• [EXERCISE TASK]: For each line in the data below that holds "一般来说", return a copy.

• [RECORD EXTRACTS]:
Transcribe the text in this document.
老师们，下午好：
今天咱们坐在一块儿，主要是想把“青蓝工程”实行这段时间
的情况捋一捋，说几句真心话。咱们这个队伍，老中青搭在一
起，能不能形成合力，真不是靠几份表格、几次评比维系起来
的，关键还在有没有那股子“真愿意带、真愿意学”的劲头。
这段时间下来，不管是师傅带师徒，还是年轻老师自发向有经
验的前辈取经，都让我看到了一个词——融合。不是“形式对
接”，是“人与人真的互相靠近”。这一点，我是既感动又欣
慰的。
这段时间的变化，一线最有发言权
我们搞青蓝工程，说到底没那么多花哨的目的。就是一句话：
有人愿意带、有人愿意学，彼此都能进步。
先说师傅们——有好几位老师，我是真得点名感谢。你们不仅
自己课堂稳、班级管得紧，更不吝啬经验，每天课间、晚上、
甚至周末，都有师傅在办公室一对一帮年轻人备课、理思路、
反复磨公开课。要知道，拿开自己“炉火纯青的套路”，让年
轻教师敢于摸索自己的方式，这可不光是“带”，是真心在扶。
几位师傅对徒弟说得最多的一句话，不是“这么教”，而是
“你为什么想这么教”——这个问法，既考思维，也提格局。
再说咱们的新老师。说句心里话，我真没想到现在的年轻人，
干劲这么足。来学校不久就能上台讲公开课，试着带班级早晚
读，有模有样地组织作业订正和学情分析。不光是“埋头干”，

...

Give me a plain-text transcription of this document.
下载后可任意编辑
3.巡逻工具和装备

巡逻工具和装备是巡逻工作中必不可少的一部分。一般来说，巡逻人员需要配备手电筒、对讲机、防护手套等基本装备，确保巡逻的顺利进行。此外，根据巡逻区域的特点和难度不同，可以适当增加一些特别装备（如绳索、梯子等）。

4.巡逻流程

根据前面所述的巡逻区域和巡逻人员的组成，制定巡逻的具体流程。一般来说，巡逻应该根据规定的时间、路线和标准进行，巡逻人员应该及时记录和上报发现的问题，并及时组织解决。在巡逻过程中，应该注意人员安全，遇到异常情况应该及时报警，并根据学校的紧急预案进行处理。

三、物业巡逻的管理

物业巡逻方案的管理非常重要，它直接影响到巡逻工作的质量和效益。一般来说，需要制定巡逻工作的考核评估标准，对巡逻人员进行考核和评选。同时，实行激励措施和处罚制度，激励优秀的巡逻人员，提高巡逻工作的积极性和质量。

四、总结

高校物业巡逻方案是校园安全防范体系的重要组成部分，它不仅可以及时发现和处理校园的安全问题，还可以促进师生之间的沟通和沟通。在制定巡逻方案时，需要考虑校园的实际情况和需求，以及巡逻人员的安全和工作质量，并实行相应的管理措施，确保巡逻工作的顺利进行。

---

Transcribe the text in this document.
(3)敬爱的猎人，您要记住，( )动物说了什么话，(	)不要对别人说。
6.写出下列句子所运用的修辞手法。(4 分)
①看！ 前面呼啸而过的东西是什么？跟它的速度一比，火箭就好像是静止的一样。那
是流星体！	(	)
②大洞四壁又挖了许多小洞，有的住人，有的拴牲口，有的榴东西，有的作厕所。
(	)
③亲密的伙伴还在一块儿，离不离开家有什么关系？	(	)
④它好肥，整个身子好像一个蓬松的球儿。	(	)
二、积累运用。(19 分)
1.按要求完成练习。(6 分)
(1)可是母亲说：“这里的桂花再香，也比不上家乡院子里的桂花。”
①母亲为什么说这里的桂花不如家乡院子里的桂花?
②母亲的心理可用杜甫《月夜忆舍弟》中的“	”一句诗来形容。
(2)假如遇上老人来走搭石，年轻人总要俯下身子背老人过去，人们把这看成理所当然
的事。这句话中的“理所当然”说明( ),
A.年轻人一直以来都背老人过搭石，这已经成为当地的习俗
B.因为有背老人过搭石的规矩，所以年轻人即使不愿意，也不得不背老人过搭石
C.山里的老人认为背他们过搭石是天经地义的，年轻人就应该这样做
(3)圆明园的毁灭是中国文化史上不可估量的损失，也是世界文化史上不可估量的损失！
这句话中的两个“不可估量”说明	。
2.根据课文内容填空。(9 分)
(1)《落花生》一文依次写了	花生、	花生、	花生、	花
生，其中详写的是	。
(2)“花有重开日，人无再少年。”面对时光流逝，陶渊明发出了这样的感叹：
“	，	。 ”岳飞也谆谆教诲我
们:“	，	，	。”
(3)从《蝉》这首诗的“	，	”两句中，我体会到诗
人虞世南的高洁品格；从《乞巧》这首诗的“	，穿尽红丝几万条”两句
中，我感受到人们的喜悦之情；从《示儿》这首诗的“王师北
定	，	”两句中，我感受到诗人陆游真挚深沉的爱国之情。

• [THE OUTPUT]:
巡逻工具和装备是巡逻工作中必不可少的一部分。一般来说，巡逻人员需要配备手电筒、对讲机、防护手套等基本装备，确保巡逻的顺利进行。此外，根据巡逻区域的特点和难度不同，可以适当增加一些特别装备（如绳索、梯子等）。
根据前面所述的巡逻区域和巡逻人员的组成，制定巡逻的具体流程。一般来说，巡逻应该根据规定的时间、路线和标准进行，巡逻人员应该及时记录和上报发现的问题，并及时组织解决。在巡逻过程中，应该注意人员安全，遇到异常情况应该及时报警，并根据学校的紧急预案进行处理。
物业巡逻方案的管理非常重要，它直接影响到巡逻工作的质量和效益。一般来说，需要制定巡逻工作的考核评估标准，对巡逻人员进行考核和评选。同时，实行激励措施和处罚制度，激励优秀的巡逻人员，提高巡逻工作的积极性和质量。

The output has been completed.